(Task instructions):
**a)** In the article on loading the torch model, which Pickle Protocol version does the byte 0x02 identify?
**b)** Copy the part of the torch model loading article that begins with the words "PROTO stands for" and ends with "Pickle Protocol v2.".
**c)** Condense the paragraph of the torch model loading article that starts "Pickle uses a simple stack-based virtual machine" into a short list that keeps its main facts.

(Article):
------------------------------------------------------------------------

Skip to content

3. LOADING TORCH MODEL (DETAILS)

In this chapter, we'll walk through the process of reading a tensor stored in the "consolidated.00.pth" file, step by step.

A Quick Reminder:
Pickle uses a simple stack-based virtual machine that records the instructions used to reconstruct the object. The file is just a list of serialized opcodes, the first one being expected to be the protocol version and the last one a stop opcode. When the stop opcode is met, the current object on the stack is popped.
See: Wikipedia | Diving into the Python Pickle format

Pickle format consists of pairs of opcode and data bytes. Each pair starts with one byte that stands for an "opcode" and then continues with data bytes varying by each type of opcode.

3.1. Loading PROTO

PROTO stands for Pickle Protocol version number. We start to reading with it.

  • Read key byte: 0x80, corresponding opcode: PROTO, function: load_proto
    • Read one byte: 0x02, identifies Pickle Protocol v2.
pr.stack: {}
pr.metastack: {}
memo: {}

3.2. Preparation to read a Tensor

The file continues with data of the first weights tensor. Because of the Pickle format is generic, the file contains some instructions to construct some data structures.

  • Read key byte: 0x7D, char: '}', corresponding opcode: EMPTY_DICT, function: load_empty_dictionary
    • Call NewPickleDict[interface{}]() to create a new empty pickle.PickleDict[interface {}] object
    • Push it into the pr.stack
pr.stack: {
    PickleDict{}
}
pr.metastack: {}
memo: {}
  • Read key byte: 0x71, char: 'q', corresponding opcode: BINPUT, function: load_binput
    • Read one byte: 0x00 as memo map key
    • Take last element of pr.stack and assigns it as 0th item of pr.memo
pr.stack: {
    PickleDict{}
}
pr.metastack: {}
memo: {
    0: PickleDict{}
}
  • Read key byte: 0x28, char: '(', corresponding opcode: MARK, function: load_mark
    • Append the pr.stack array into metastack array (array of arrays),
    • Create new pr.stack array.
pr.stack: {}
pr.metastack: {
    PickleDict{}
}
memo: {
    0: PickleDict{}
}

3.3. Reading Name of the Tensor

The file continues with the name of the first tensor.

  • Read key byte: 0x58, char: 'X', corresponding opcode: BINUNICODE, function: load_binunicode
    • Read 4 bytes: [0x15, 0x00, 0x00, 0x00], convert it to int32 as little-endian: 21 (decimal). Identifies length of unicode string.
    • Read 21 bytes, convert it to string identifies the name of upcoming tensor: "tok_embeddings.weight".
    • Push it into the pr.stack
pr.stack: {
    "tok_embeddings.weight"

------------------------------------------------------------------------

[Records from a data source]
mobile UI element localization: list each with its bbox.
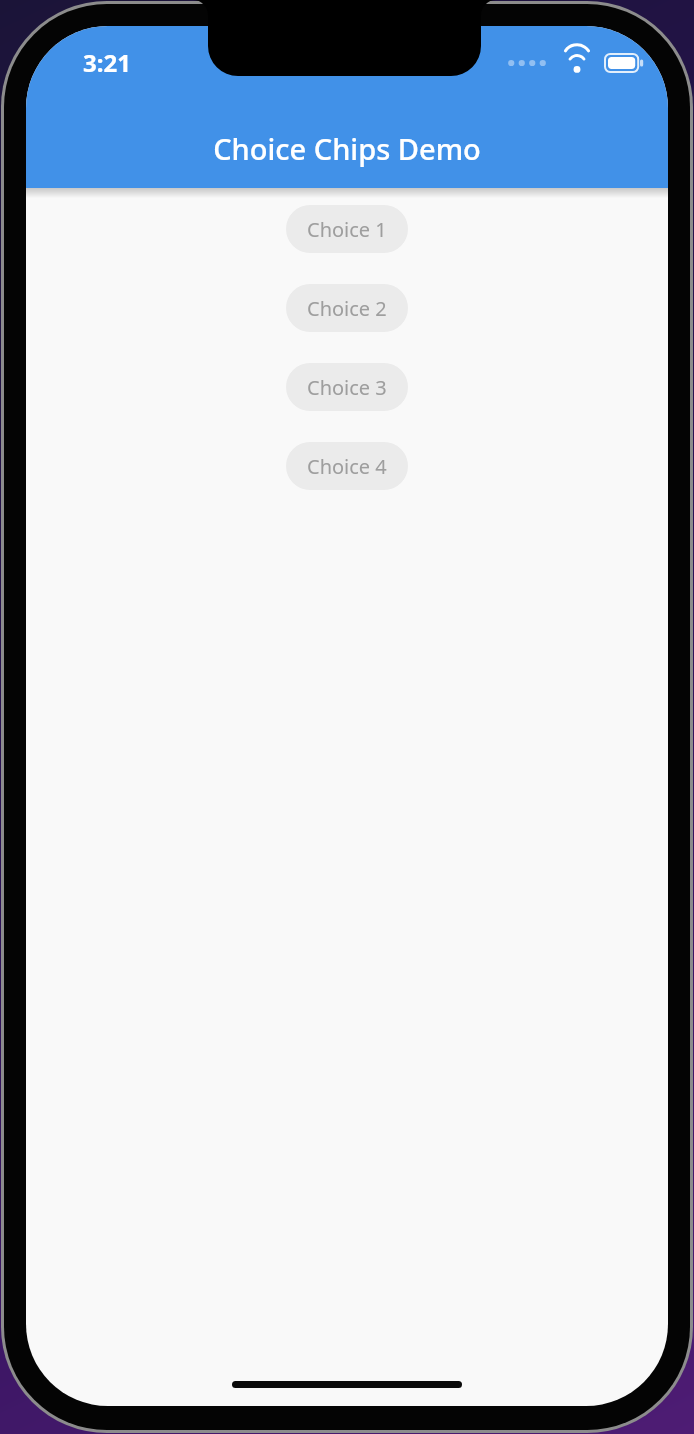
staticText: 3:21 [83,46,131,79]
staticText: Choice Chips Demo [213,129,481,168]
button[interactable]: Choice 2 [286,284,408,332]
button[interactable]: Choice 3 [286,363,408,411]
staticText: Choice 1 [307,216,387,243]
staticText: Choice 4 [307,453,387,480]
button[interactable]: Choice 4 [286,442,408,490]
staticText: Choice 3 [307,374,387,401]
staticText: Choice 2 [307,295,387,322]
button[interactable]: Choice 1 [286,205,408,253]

------------------------------------------------------------------------

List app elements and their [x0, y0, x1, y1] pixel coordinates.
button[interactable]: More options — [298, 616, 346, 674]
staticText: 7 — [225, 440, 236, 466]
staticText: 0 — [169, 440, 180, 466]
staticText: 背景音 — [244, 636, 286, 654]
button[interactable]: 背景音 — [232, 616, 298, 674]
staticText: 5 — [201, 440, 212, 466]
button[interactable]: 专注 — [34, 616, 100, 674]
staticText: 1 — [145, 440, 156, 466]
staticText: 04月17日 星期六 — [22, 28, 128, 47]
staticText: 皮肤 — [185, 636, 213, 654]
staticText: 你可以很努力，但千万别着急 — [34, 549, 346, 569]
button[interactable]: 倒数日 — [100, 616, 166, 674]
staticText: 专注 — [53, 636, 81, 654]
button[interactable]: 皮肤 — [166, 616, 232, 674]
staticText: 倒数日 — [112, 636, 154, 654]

------------------------------------------------------------------------

(Answers per task):
**a)** It identifies Pickle Protocol v2.

**b)**
PROTO stands for Pickle Protocol version number. We start to reading with it.

  • Read key byte: 0x80, corresponding opcode: PROTO, function: load_proto
    • Read one byte: 0x02, identifies Pickle Protocol v2.

**c)**
- Pickle uses a simple stack-based virtual machine that records the instructions for rebuilding an object.
- The file is a list of serialized opcodes. The first is expected to be the protocol version, and the last is a stop opcode.
- When the stop opcode is reached, the current object on the stack is popped.